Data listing
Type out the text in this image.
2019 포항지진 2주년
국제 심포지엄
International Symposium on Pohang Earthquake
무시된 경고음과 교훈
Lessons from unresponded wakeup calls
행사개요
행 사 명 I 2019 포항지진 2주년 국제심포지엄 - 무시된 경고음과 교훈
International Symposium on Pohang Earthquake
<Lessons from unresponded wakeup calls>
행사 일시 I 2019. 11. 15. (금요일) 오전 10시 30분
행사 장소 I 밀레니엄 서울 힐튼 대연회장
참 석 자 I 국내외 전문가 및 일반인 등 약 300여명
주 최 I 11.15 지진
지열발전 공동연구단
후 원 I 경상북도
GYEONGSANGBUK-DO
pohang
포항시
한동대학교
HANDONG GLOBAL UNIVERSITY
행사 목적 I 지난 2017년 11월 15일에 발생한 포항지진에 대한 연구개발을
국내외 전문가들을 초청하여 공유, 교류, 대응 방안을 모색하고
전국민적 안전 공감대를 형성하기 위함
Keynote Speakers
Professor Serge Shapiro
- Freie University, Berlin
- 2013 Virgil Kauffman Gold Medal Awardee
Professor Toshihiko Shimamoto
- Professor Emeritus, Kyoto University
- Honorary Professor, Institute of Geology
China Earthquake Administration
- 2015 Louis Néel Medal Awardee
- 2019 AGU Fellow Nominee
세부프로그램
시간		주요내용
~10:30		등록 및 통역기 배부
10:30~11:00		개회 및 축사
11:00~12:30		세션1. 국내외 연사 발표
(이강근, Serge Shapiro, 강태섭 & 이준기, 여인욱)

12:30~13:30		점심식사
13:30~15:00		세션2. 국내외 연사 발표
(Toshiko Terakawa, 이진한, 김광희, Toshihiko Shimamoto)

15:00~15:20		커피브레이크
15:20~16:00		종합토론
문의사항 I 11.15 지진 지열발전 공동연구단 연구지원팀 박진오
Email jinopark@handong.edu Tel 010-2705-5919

* * *

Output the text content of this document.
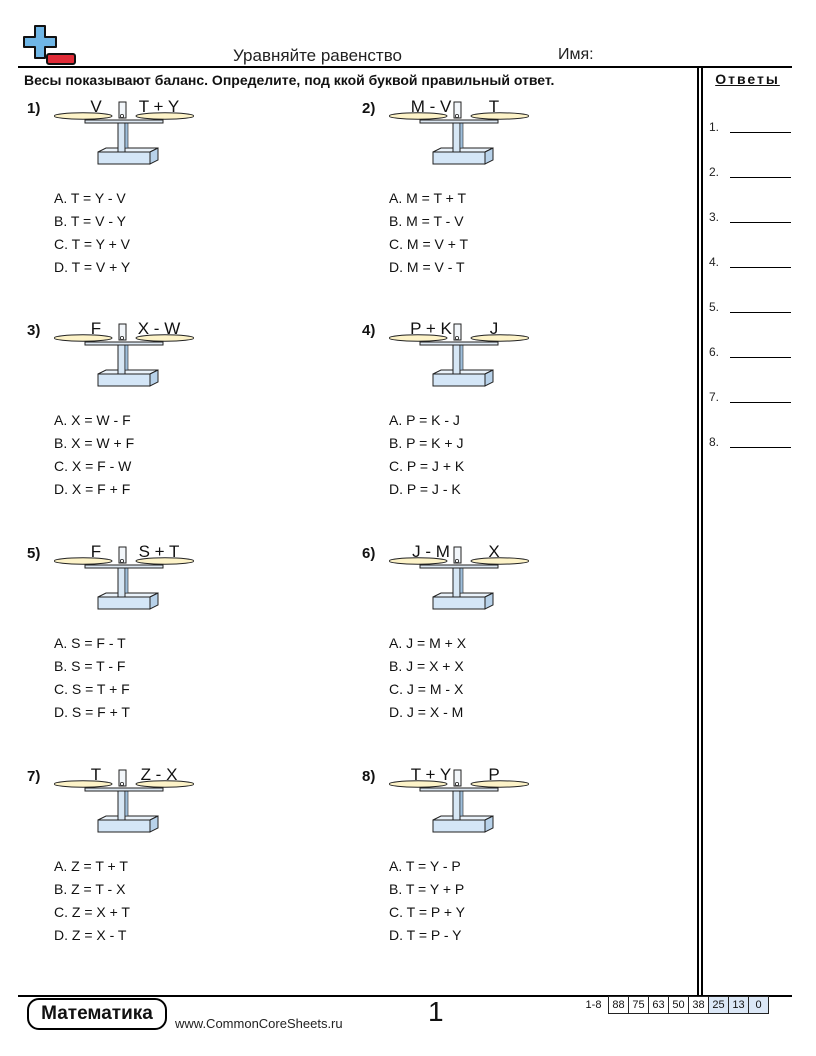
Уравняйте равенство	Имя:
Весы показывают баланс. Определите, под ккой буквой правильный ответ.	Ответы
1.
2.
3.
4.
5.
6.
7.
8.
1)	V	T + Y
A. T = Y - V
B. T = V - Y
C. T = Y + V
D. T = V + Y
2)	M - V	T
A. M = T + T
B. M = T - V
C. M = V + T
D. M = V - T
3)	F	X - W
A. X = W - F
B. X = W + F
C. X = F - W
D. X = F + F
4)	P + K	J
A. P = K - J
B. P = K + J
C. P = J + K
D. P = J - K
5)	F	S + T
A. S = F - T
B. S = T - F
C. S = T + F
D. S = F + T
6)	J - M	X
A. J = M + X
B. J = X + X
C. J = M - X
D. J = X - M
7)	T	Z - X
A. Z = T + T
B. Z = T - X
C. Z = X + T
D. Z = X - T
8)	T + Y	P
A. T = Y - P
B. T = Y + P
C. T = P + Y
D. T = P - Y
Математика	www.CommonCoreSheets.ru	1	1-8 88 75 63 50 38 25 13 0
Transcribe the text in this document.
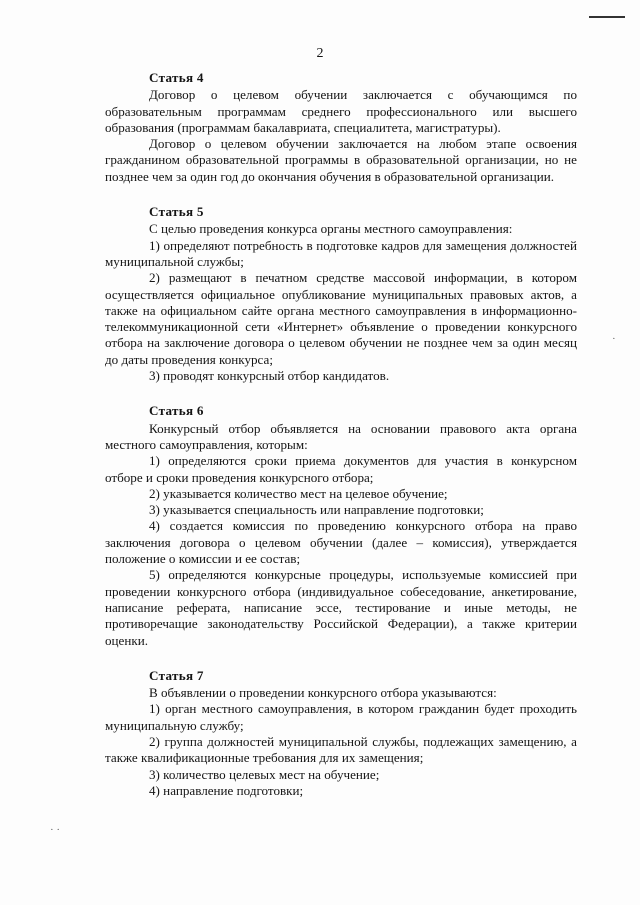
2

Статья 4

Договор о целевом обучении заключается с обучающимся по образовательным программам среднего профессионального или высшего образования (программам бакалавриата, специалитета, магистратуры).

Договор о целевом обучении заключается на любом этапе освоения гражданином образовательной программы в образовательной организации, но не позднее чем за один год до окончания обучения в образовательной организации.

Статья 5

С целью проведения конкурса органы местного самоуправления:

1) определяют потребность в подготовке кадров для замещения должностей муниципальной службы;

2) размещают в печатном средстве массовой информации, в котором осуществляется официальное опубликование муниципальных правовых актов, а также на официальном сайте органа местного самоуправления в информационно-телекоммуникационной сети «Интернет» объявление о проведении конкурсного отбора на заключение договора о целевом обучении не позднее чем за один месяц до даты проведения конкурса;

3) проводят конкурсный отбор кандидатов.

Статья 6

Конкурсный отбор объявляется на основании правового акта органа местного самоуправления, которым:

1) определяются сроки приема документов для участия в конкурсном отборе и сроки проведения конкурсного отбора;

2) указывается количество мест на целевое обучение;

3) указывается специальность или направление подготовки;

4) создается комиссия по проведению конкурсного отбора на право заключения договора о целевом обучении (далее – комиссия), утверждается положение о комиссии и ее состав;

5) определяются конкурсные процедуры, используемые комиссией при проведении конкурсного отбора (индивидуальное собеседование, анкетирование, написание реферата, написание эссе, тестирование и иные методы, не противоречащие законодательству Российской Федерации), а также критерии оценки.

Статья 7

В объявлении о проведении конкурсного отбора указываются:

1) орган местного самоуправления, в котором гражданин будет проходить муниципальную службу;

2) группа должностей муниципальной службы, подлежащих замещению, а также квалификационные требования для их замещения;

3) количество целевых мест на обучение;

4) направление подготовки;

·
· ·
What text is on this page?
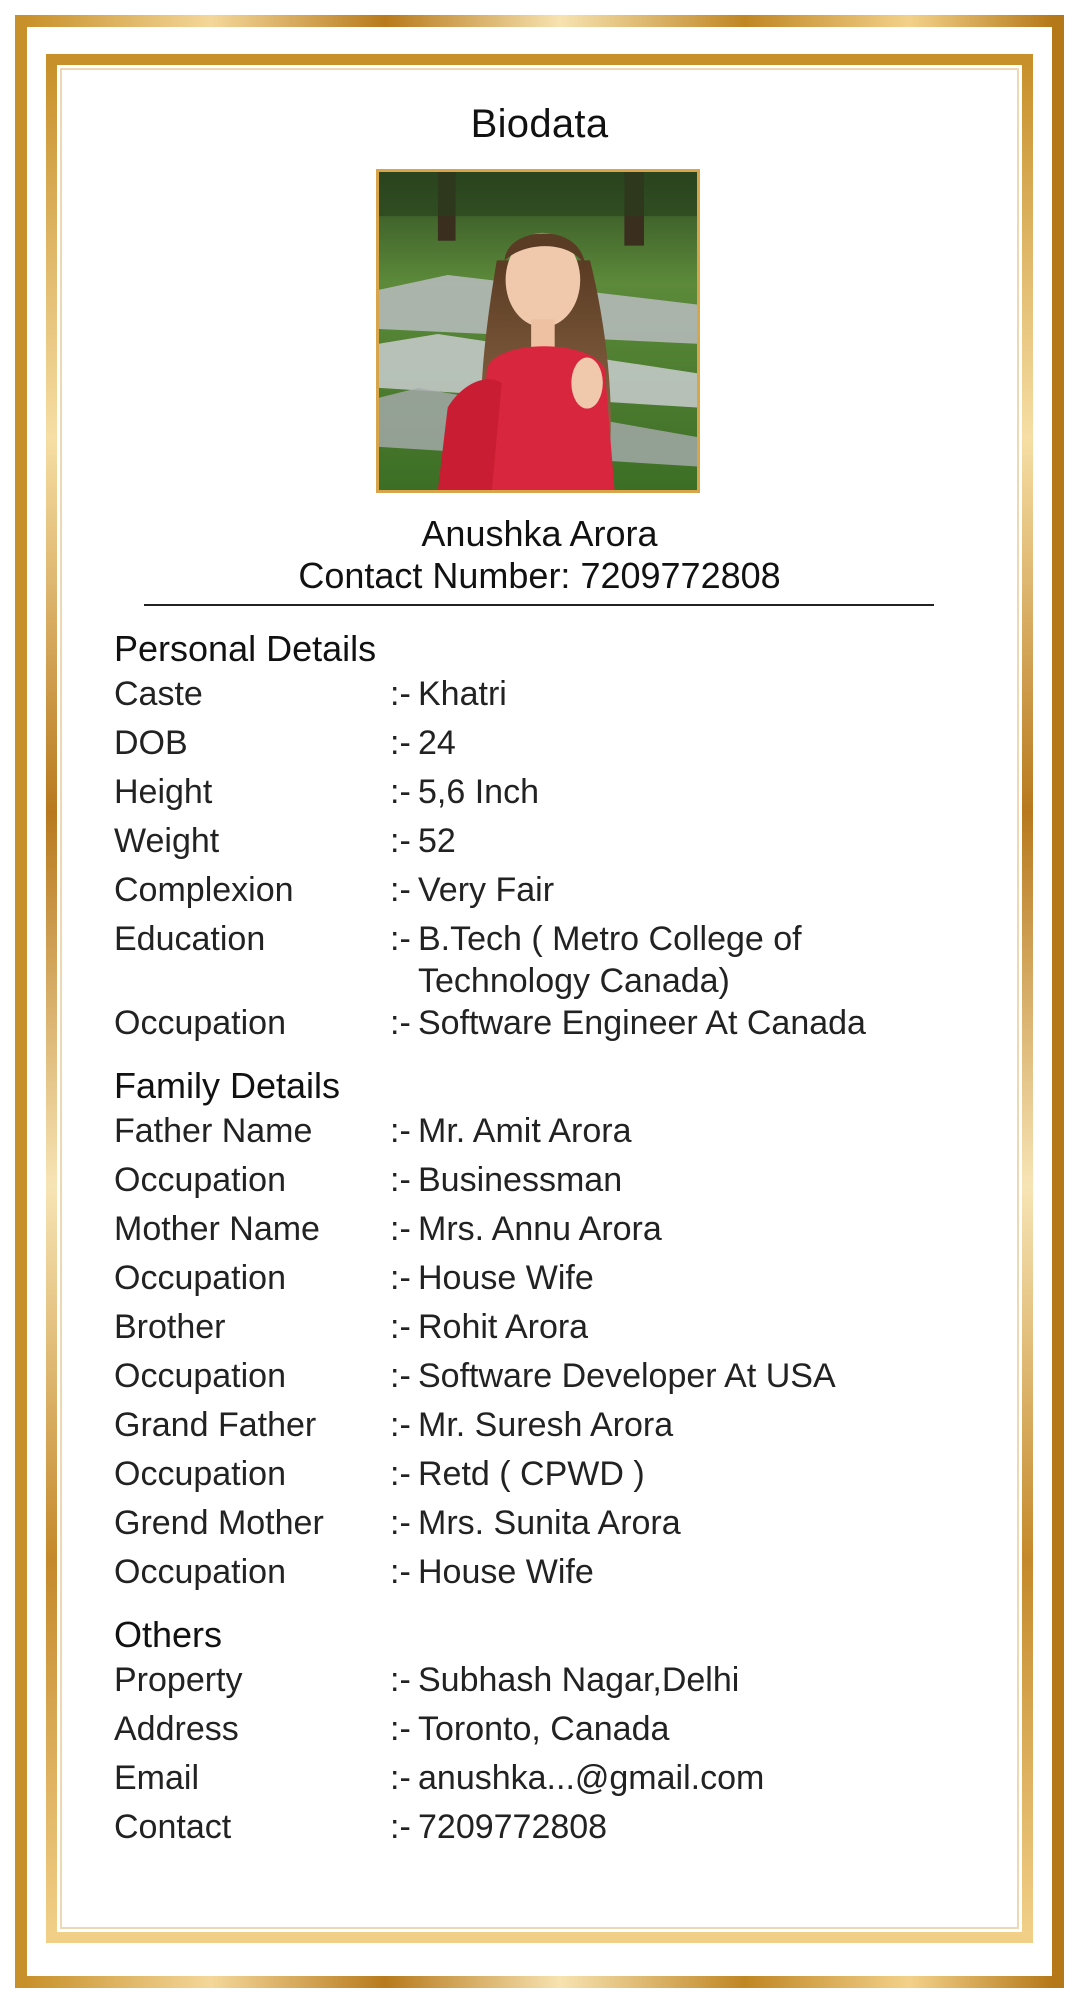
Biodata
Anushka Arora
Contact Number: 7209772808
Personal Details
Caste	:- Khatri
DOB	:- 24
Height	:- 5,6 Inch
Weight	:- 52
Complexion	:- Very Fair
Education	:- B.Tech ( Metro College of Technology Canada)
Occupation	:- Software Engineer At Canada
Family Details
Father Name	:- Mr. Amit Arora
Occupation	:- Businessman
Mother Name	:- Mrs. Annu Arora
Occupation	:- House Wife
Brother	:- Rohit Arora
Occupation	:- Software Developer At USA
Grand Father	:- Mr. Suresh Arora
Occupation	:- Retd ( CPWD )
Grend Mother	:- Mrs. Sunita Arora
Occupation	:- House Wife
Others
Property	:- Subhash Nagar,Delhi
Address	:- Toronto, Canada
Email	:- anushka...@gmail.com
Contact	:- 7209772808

--

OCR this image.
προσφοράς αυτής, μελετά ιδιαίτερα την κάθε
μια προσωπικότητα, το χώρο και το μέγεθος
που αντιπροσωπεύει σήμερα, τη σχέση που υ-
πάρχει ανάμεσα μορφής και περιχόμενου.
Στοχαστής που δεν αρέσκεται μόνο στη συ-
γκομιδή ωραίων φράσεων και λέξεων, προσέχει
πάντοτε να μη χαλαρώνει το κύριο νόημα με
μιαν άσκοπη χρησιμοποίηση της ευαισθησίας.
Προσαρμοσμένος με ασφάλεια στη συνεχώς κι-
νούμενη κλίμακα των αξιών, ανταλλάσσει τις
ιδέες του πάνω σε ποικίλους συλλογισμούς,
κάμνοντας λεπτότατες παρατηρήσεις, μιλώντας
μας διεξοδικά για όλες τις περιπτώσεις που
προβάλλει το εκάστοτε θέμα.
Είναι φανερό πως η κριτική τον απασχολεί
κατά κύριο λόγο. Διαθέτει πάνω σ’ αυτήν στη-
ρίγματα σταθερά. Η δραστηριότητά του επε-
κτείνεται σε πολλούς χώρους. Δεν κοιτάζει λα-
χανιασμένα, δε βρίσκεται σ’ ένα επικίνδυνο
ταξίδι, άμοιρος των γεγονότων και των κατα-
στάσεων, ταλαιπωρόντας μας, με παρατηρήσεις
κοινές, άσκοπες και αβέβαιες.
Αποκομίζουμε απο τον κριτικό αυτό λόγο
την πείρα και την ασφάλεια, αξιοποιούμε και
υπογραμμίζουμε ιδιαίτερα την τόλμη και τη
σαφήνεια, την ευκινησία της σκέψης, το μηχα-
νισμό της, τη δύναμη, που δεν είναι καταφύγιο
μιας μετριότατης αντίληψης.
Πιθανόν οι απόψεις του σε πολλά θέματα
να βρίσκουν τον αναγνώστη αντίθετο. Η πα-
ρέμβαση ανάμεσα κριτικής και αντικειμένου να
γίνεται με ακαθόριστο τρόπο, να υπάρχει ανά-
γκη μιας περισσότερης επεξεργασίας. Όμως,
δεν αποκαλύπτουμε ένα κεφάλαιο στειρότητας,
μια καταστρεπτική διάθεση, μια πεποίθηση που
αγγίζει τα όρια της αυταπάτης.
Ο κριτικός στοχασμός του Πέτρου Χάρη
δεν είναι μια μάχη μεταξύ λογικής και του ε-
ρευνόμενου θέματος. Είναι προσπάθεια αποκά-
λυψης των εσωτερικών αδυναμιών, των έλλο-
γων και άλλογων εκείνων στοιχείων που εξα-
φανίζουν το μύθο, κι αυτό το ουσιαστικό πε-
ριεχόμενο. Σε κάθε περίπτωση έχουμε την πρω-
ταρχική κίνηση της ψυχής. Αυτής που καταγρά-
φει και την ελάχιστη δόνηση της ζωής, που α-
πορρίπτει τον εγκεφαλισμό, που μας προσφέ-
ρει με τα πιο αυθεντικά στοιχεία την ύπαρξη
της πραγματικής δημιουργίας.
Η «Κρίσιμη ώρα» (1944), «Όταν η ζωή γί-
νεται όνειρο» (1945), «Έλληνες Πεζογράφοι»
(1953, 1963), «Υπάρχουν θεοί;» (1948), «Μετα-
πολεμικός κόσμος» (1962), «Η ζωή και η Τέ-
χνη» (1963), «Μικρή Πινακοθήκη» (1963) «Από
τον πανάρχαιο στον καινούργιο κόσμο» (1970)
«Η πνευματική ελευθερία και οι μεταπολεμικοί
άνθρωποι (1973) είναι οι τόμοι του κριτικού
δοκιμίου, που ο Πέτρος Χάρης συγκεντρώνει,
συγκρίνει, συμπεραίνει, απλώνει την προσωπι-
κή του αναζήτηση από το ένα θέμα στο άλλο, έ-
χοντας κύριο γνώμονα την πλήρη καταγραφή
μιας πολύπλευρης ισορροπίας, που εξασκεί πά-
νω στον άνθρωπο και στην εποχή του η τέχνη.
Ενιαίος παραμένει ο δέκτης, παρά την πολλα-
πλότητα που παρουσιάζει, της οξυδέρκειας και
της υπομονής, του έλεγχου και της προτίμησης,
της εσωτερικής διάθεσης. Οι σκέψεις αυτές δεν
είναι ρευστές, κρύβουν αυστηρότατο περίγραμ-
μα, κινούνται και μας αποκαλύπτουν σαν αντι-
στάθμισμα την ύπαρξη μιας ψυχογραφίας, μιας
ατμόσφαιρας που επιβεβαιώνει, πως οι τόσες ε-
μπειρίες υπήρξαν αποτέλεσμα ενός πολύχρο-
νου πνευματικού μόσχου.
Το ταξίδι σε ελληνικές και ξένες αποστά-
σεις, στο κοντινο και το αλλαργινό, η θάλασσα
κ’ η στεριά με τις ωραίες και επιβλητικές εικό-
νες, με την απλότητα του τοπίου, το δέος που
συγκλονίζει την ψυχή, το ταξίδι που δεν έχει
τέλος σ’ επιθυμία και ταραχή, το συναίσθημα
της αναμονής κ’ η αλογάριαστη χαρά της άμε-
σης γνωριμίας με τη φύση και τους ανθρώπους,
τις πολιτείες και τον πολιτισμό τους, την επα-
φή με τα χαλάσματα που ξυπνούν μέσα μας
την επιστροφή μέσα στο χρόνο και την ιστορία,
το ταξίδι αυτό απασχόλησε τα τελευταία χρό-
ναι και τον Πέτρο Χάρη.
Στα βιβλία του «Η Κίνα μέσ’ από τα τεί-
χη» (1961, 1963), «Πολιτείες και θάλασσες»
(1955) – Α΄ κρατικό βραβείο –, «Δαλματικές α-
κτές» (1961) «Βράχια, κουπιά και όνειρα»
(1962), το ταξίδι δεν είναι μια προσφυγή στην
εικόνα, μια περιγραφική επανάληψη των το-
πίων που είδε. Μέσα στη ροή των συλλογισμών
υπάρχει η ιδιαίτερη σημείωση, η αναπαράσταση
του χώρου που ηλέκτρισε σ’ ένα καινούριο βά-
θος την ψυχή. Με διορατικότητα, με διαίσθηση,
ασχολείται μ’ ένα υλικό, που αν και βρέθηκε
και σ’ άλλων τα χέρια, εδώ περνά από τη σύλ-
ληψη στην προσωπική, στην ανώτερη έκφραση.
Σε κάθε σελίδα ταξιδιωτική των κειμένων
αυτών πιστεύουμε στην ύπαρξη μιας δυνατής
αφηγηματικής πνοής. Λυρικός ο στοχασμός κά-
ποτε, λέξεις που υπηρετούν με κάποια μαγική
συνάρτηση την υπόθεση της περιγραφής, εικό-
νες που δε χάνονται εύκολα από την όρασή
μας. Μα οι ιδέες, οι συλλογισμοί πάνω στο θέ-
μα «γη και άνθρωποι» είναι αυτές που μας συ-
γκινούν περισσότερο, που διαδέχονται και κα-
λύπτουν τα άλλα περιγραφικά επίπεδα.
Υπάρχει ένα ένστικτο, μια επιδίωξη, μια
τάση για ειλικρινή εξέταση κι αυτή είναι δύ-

### [What is expected]
In the material above, show every line where the word "from" turns up.

### [Solved exercise]
Lessons from unresponded wakeup calls
<Lessons from unresponded wakeup calls>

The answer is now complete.